**THE TASK**. Copy everything in the forum discussion about many-worlds and dying in a game below, from "BlackWolve202 wrote:ThymineC wrote:You" down to "event you encounter.", word for word.

BlackWolve202 wrote:ThymineC wrote:You say there's "no need for QM explanations" by employing the many-worlds feature of my QM explanation...
I was using your QM theory to explain why you wouldn't need to transition to a universe where you survived, because there'd be one where you survived every time.
But the very same argument can be applied to my own original proposition. Either you imagine the game "seamlessly transitions" to a new universe where you survived during a death event, or you "just happen" to be playing in the one special universe out of trillions where you survive every death event you encounter.
BlackWolve202 wrote:Another issue is that to emphasis the idea of infinite universes in a sandbox like game where you build your character from scratch is that it would speak on the futility of all of your actions.
Every decision we make is meaningless. Because somewhere, on a parallel Earth, we've already made the opposite choice. We're nothing...less than nothing.
However, our actions would be just as futile whether or not there were infinite universes.
BlackWolve202 wrote:If you play in a universe where you build up a good amount of wealth, resources, and following, then you die, you died. You lost all of that if you look at it based on your theory.
You're misunderstanding the theory. The game "chooses" a universes only out of the set of universes that differ based on events that occurred
after your death event. You can
lose assets in between the time of the death event and the time that you wake up, but the game can't pick a universe in which your assets retroactively never existed.
BlackWolve202 wrote:You don't want the player to feel insignificant. You want them to feel normal. Equal to others, at least initially so. But the point of being who you want to be and growing up, and building up is to defy that equality, and normalcy and strive for uniqueness. You want that. LT needs that.
And my idea doesn't change that fact at all. From the POV of the character you control, you will be one normal guy out of thousands or millions, and the only special thing about you is that from your own perspective you seem to get very lucky when it comes to dodging death, which in turn allows your character to continue to grow and strive for uniqueness.

**AVAILABLE DATA**.
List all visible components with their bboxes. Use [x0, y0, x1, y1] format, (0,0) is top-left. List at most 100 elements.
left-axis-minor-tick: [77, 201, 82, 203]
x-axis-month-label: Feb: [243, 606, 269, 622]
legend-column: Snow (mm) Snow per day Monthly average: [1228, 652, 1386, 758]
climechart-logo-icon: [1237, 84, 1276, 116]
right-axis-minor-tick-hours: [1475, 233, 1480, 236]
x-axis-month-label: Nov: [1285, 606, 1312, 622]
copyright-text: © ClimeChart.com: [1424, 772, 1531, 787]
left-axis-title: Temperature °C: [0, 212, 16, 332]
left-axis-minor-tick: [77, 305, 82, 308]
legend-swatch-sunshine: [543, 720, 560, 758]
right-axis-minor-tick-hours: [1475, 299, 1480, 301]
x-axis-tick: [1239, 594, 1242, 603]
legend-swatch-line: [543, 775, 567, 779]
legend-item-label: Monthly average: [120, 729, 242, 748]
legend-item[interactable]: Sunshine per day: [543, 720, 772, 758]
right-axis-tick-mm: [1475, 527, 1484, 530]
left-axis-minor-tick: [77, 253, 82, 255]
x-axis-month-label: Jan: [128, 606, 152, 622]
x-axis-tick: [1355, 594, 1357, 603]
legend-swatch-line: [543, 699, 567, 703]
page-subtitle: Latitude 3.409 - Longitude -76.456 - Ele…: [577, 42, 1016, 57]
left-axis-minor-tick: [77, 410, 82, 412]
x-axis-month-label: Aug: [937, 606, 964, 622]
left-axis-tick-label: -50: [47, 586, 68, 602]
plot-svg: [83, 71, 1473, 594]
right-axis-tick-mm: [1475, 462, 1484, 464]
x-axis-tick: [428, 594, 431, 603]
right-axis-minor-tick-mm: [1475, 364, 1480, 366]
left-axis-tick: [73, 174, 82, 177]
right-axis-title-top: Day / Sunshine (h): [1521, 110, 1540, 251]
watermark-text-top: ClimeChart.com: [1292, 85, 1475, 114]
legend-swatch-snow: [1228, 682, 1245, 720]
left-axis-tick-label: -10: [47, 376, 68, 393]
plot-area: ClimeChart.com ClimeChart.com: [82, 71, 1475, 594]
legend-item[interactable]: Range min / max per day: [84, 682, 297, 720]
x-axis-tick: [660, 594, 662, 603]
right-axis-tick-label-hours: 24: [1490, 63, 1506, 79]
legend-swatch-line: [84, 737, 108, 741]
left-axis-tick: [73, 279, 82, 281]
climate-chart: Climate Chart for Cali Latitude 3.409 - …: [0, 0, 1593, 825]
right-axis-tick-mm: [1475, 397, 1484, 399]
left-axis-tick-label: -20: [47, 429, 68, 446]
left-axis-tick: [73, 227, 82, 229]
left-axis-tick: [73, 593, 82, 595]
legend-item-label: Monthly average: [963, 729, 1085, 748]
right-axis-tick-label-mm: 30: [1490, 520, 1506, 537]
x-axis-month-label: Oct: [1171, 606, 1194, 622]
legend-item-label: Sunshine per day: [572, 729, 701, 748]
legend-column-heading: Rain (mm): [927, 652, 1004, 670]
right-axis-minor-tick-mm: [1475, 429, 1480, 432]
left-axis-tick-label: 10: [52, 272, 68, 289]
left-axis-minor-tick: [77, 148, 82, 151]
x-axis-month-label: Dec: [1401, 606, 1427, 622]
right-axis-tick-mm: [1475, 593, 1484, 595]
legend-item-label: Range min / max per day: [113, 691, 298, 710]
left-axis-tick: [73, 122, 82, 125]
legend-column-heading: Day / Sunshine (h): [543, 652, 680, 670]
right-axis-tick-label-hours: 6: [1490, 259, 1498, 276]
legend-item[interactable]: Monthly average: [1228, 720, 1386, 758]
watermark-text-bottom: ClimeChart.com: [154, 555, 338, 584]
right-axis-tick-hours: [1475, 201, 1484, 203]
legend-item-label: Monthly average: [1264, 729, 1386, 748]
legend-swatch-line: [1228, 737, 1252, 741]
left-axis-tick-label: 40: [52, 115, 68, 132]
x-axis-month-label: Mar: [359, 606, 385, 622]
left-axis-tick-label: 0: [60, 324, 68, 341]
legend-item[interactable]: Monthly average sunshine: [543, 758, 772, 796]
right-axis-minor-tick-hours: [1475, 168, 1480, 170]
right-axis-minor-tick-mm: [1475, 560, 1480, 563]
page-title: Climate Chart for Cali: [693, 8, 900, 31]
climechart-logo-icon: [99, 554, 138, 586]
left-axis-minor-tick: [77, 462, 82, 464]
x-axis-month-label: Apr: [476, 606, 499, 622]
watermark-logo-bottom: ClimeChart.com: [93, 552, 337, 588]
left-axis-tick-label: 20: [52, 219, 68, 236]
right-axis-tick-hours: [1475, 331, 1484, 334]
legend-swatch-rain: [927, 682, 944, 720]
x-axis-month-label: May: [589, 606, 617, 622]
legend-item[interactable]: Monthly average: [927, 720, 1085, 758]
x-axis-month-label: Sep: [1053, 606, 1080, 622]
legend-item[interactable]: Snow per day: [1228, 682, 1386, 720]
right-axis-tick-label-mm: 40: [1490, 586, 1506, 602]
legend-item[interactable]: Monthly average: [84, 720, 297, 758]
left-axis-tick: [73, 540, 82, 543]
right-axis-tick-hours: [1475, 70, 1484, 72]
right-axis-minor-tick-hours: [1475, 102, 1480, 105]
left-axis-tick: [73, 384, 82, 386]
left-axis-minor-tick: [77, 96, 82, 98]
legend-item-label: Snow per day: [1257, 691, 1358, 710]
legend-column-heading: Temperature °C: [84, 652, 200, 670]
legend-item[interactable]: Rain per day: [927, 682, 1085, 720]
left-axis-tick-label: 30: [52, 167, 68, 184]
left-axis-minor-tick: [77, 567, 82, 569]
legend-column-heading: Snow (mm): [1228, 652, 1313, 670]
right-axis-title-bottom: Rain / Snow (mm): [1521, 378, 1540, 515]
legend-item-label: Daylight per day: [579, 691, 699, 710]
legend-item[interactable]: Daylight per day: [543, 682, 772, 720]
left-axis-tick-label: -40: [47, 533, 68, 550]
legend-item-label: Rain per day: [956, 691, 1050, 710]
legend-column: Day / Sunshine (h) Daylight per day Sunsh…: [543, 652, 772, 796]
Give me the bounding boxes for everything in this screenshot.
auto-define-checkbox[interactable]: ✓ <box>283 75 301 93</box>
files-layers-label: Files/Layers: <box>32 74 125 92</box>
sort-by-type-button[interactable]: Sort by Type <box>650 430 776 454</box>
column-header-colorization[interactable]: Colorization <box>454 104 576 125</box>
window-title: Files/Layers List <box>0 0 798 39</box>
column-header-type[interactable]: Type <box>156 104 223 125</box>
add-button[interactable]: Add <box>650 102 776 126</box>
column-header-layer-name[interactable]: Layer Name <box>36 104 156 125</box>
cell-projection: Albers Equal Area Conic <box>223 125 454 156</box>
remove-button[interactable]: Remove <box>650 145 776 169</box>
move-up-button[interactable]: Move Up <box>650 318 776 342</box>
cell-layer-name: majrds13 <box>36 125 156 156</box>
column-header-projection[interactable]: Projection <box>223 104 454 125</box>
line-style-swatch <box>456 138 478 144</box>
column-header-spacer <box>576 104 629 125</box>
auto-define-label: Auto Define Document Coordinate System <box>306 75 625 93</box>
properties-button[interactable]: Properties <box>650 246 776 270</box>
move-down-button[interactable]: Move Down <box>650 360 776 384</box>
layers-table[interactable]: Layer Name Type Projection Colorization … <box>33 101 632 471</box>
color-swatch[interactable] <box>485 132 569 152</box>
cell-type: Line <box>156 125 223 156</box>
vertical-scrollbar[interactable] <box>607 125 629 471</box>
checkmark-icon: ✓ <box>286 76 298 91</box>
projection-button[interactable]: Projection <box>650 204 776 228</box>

**ANSWER BELOW**.
BlackWolve202 wrote:ThymineC wrote:You say there's "no need for QM explanations" by employing the many-worlds feature of my QM explanation...
I was using your QM theory to explain why you wouldn't need to transition to a universe where you survived, because there'd be one where you survived every time.
But the very same argument can be applied to my own original proposition. Either you imagine the game "seamlessly transitions" to a new universe where you survived during a death event, or you "just happen" to be playing in the one special universe out of trillions where you survive every death event you encounter.